Items:
---

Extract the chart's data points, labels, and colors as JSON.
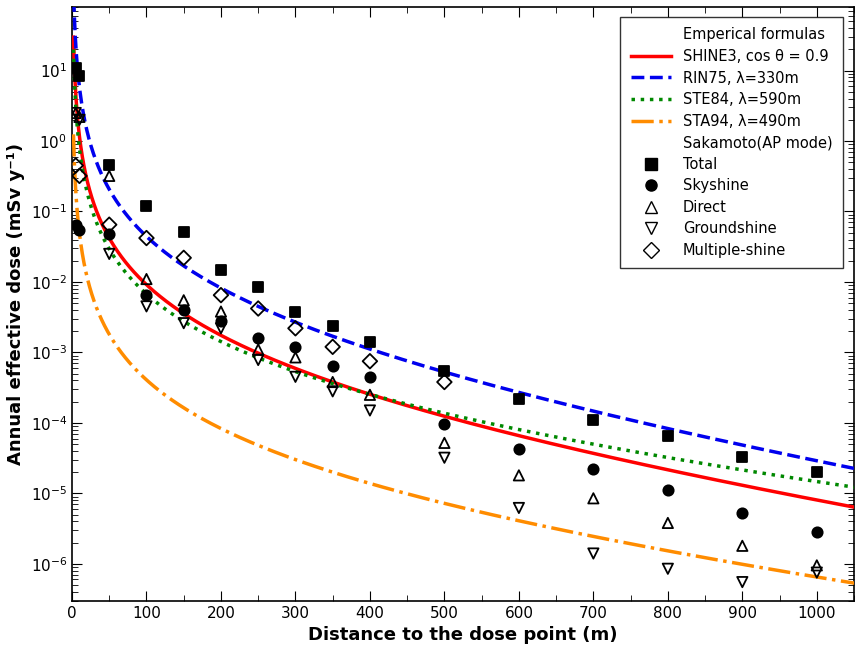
{
  "xlabel": "Distance to the dose point (m)",
  "ylabel": "Annual effective dose (mSv y⁻¹)",
  "xlim": [
    0,
    1050
  ],
  "ylim": [
    3e-07,
    80
  ],
  "line_configs": {
    "SHINE3": {
      "A": 120.0,
      "lam": 370,
      "color": "#ff0000",
      "ls": "-",
      "lw": 2.5,
      "label": "SHINE3, cos θ = 0.9"
    },
    "RIN75": {
      "A": 600.0,
      "lam": 330,
      "color": "#0000ee",
      "ls": "--",
      "lw": 2.5,
      "label": "RIN75, λ=330m"
    },
    "STE84": {
      "A": 80.0,
      "lam": 590,
      "color": "#008800",
      "ls": ":",
      "lw": 2.5,
      "label": "STE84, λ=590m"
    },
    "STA94": {
      "A": 5.0,
      "lam": 490,
      "color": "#ff8c00",
      "ls": "-.",
      "lw": 2.5,
      "label": "STA94, λ=490m"
    }
  },
  "scatter": {
    "Total": {
      "x": [
        5,
        10,
        50,
        100,
        150,
        200,
        250,
        300,
        350,
        400,
        500,
        600,
        700,
        800,
        900,
        1000
      ],
      "y": [
        11.0,
        8.5,
        0.45,
        0.12,
        0.052,
        0.015,
        0.0085,
        0.0038,
        0.0024,
        0.0014,
        0.00055,
        0.00022,
        0.00011,
        6.5e-05,
        3.3e-05,
        2e-05
      ],
      "marker": "s",
      "ec": "black",
      "fc": "black",
      "ms": 55
    },
    "Skyshine": {
      "x": [
        5,
        10,
        50,
        100,
        150,
        200,
        250,
        300,
        350,
        400,
        500,
        600,
        700,
        800,
        900,
        1000
      ],
      "y": [
        0.065,
        0.055,
        0.048,
        0.0065,
        0.004,
        0.0028,
        0.0016,
        0.0012,
        0.00065,
        0.00045,
        9.5e-05,
        4.2e-05,
        2.2e-05,
        1.1e-05,
        5.2e-06,
        2.8e-06
      ],
      "marker": "o",
      "ec": "black",
      "fc": "black",
      "ms": 55
    },
    "Direct": {
      "x": [
        5,
        10,
        50,
        100,
        150,
        200,
        250,
        300,
        350,
        400,
        500,
        600,
        700,
        800,
        900,
        1000
      ],
      "y": [
        2.5,
        2.2,
        0.32,
        0.011,
        0.0055,
        0.0038,
        0.0011,
        0.00085,
        0.00038,
        0.00025,
        5.2e-05,
        1.8e-05,
        8.5e-06,
        3.8e-06,
        1.8e-06,
        9.5e-07
      ],
      "marker": "^",
      "ec": "black",
      "fc": "none",
      "ms": 55
    },
    "Groundshine": {
      "x": [
        5,
        10,
        50,
        100,
        150,
        200,
        250,
        300,
        350,
        400,
        500,
        600,
        700,
        800,
        900,
        1000
      ],
      "y": [
        2.5,
        2.0,
        0.025,
        0.0045,
        0.0026,
        0.0022,
        0.00078,
        0.00045,
        0.00028,
        0.00015,
        3.2e-05,
        6.2e-06,
        1.4e-06,
        8.5e-07,
        5.5e-07,
        7.5e-07
      ],
      "marker": "v",
      "ec": "black",
      "fc": "none",
      "ms": 55
    },
    "Multiple-shine": {
      "x": [
        5,
        10,
        50,
        100,
        150,
        200,
        250,
        300,
        350,
        400,
        500
      ],
      "y": [
        0.45,
        0.32,
        0.065,
        0.042,
        0.022,
        0.0065,
        0.0042,
        0.0022,
        0.0012,
        0.00075,
        0.00038
      ],
      "marker": "D",
      "ec": "black",
      "fc": "none",
      "ms": 55
    }
  },
  "legend_order": [
    "SHINE3",
    "RIN75",
    "STE84",
    "STA94"
  ],
  "scatter_order": [
    "Total",
    "Skyshine",
    "Direct",
    "Groundshine",
    "Multiple-shine"
  ],
  "background_color": "#ffffff"
}
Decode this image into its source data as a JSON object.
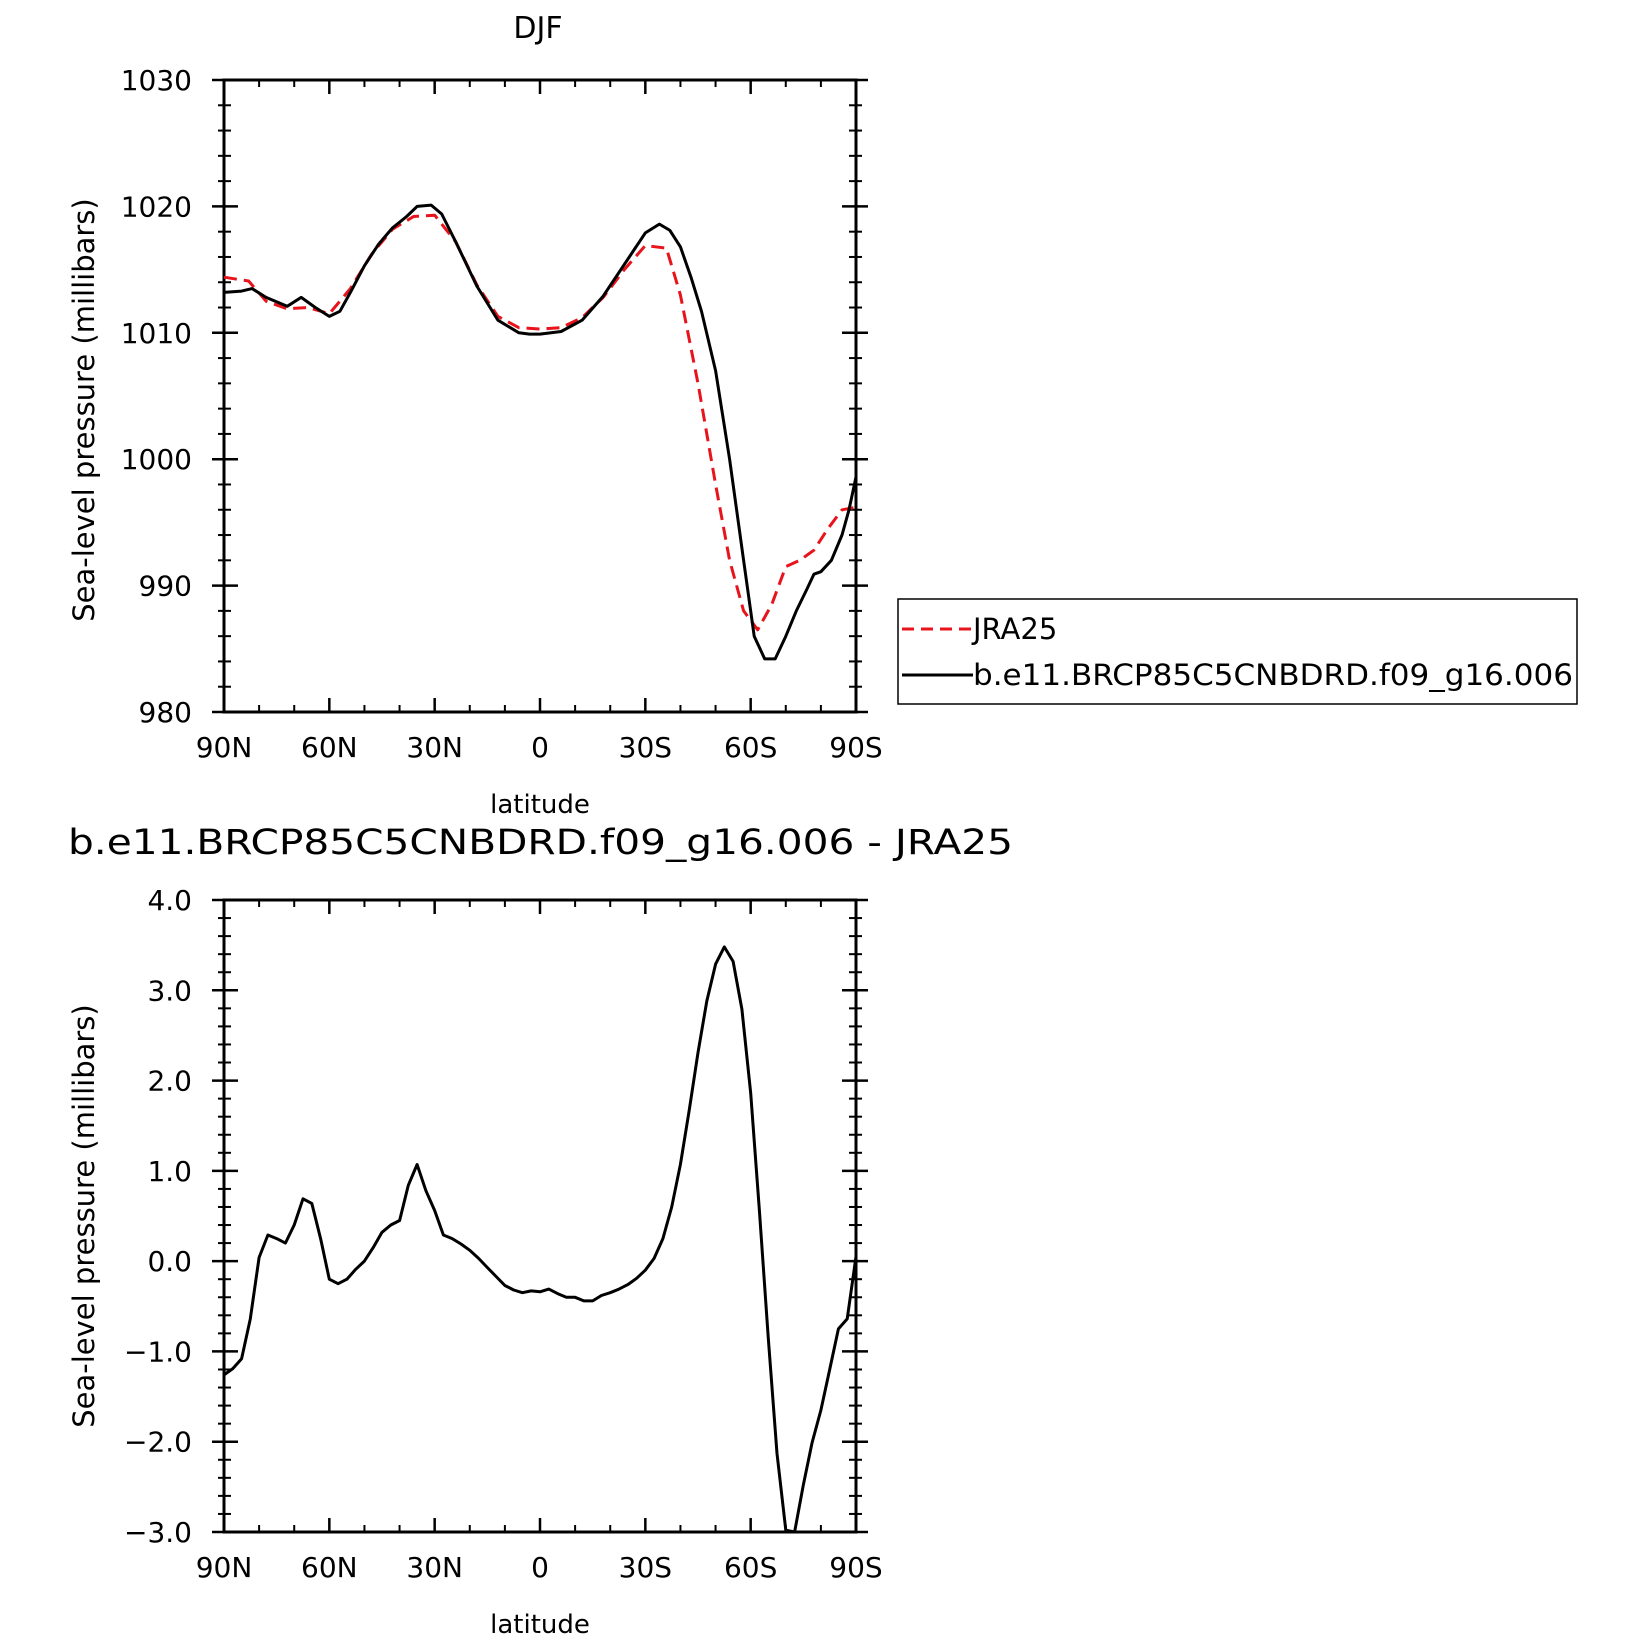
{
  "chart_data": [
    {
      "type": "line",
      "title": "DJF",
      "xlabel": "latitude",
      "ylabel": "Sea-level pressure (millibars)",
      "xlim": [
        90,
        -90
      ],
      "ylim": [
        980,
        1030
      ],
      "xticks": [
        90,
        60,
        30,
        0,
        -30,
        -60,
        -90
      ],
      "xtick_labels": [
        "90N",
        "60N",
        "30N",
        "0",
        "30S",
        "60S",
        "90S"
      ],
      "yticks": [
        980,
        990,
        1000,
        1010,
        1020,
        1030
      ],
      "ytick_labels": [
        "980",
        "990",
        "1000",
        "1010",
        "1020",
        "1030"
      ],
      "grid": false,
      "legend": "right",
      "series": [
        {
          "name": "JRA25",
          "color": "#e8141c",
          "dash": "dashed",
          "x": [
            90,
            83,
            78,
            72,
            66,
            60,
            54,
            48,
            42,
            36,
            30,
            24,
            18,
            12,
            6,
            0,
            -6,
            -12,
            -18,
            -24,
            -30,
            -36,
            -40,
            -45,
            -50,
            -54,
            -58,
            -62,
            -66,
            -70,
            -74,
            -78,
            -82,
            -86,
            -90
          ],
          "y": [
            1014.4,
            1014.1,
            1012.5,
            1011.9,
            1012.0,
            1011.5,
            1013.5,
            1016.2,
            1018.2,
            1019.2,
            1019.3,
            1017.2,
            1013.8,
            1011.3,
            1010.4,
            1010.3,
            1010.4,
            1011.2,
            1012.8,
            1015.0,
            1016.9,
            1016.7,
            1013.0,
            1006.0,
            998.0,
            992.0,
            988.0,
            986.5,
            988.5,
            991.5,
            992.0,
            992.8,
            994.5,
            996.0,
            996.2
          ]
        },
        {
          "name": "b.e11.BRCP85C5CNBDRD.f09_g16.006",
          "color": "#000000",
          "dash": "solid",
          "x": [
            90,
            85,
            82,
            78,
            72,
            68,
            64,
            60,
            57,
            54,
            50,
            46,
            42,
            38,
            35,
            31,
            28,
            24,
            18,
            12,
            6,
            3,
            0,
            -6,
            -12,
            -18,
            -24,
            -30,
            -34,
            -37,
            -40,
            -43,
            -46,
            -50,
            -54,
            -58,
            -61,
            -64,
            -67,
            -70,
            -73,
            -76,
            -78,
            -80,
            -83,
            -86,
            -88,
            -90
          ],
          "y": [
            1013.2,
            1013.3,
            1013.5,
            1012.8,
            1012.1,
            1012.8,
            1012.0,
            1011.3,
            1011.7,
            1013.2,
            1015.3,
            1017.0,
            1018.3,
            1019.2,
            1020.0,
            1020.1,
            1019.4,
            1017.2,
            1013.7,
            1011.0,
            1010.0,
            1009.9,
            1009.9,
            1010.1,
            1011.0,
            1012.9,
            1015.4,
            1017.9,
            1018.6,
            1018.1,
            1016.8,
            1014.4,
            1011.7,
            1007.0,
            1000.0,
            992.0,
            986.0,
            984.2,
            984.2,
            986.0,
            988.0,
            989.7,
            990.9,
            991.1,
            992.0,
            994.0,
            996.0,
            998.6
          ]
        }
      ]
    },
    {
      "type": "line",
      "title": "b.e11.BRCP85C5CNBDRD.f09_g16.006 - JRA25",
      "xlabel": "latitude",
      "ylabel": "Sea-level pressure (millibars)",
      "xlim": [
        90,
        -90
      ],
      "ylim": [
        -3.0,
        4.0
      ],
      "xticks": [
        90,
        60,
        30,
        0,
        -30,
        -60,
        -90
      ],
      "xtick_labels": [
        "90N",
        "60N",
        "30N",
        "0",
        "30S",
        "60S",
        "90S"
      ],
      "yticks": [
        -3.0,
        -2.0,
        -1.0,
        0.0,
        1.0,
        2.0,
        3.0,
        4.0
      ],
      "ytick_labels": [
        "−3.0",
        "−2.0",
        "−1.0",
        "0.0",
        "1.0",
        "2.0",
        "3.0",
        "4.0"
      ],
      "grid": false,
      "series": [
        {
          "color": "#000000",
          "dash": "solid",
          "x": [
            90,
            87.5,
            85,
            82.5,
            80,
            77.5,
            75,
            72.5,
            70,
            67.5,
            65,
            62.5,
            60,
            57.5,
            55,
            52.5,
            50,
            47.5,
            45,
            42.5,
            40,
            37.5,
            35,
            32.5,
            30,
            27.5,
            25,
            22.5,
            20,
            17.5,
            15,
            12.5,
            10,
            7.5,
            5,
            2.5,
            0,
            -2.5,
            -5,
            -7.5,
            -10,
            -12.5,
            -15,
            -17.5,
            -20,
            -22.5,
            -25,
            -27.5,
            -30,
            -32.5,
            -35,
            -37.5,
            -40,
            -42.5,
            -45,
            -47.5,
            -50,
            -52.5,
            -55,
            -57.5,
            -60,
            -62.5,
            -65,
            -67.5,
            -70,
            -72.5,
            -75,
            -77.5,
            -80,
            -82.5,
            -85,
            -87.5,
            -90
          ],
          "y": [
            -1.26,
            -1.19,
            -1.08,
            -0.64,
            0.04,
            0.29,
            0.25,
            0.2,
            0.4,
            0.69,
            0.64,
            0.25,
            -0.2,
            -0.25,
            -0.2,
            -0.09,
            0.0,
            0.15,
            0.32,
            0.4,
            0.45,
            0.84,
            1.07,
            0.78,
            0.56,
            0.29,
            0.25,
            0.19,
            0.12,
            0.03,
            -0.07,
            -0.17,
            -0.27,
            -0.32,
            -0.35,
            -0.33,
            -0.34,
            -0.31,
            -0.36,
            -0.4,
            -0.4,
            -0.44,
            -0.44,
            -0.38,
            -0.35,
            -0.31,
            -0.26,
            -0.19,
            -0.1,
            0.03,
            0.25,
            0.6,
            1.07,
            1.67,
            2.31,
            2.88,
            3.29,
            3.48,
            3.32,
            2.79,
            1.86,
            0.56,
            -0.84,
            -2.13,
            -2.98,
            -3.38,
            -2.48,
            -2.01,
            -1.65,
            -1.2,
            -0.75,
            -0.64,
            0.05
          ]
        }
      ]
    }
  ]
}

---

Exercise task: From the entries above, copy every line that holds the word "title".

Result for this task:
      "title": "DJF",
      "title": "b.e11.BRCP85C5CNBDRD.f09_g16.006 - JRA25",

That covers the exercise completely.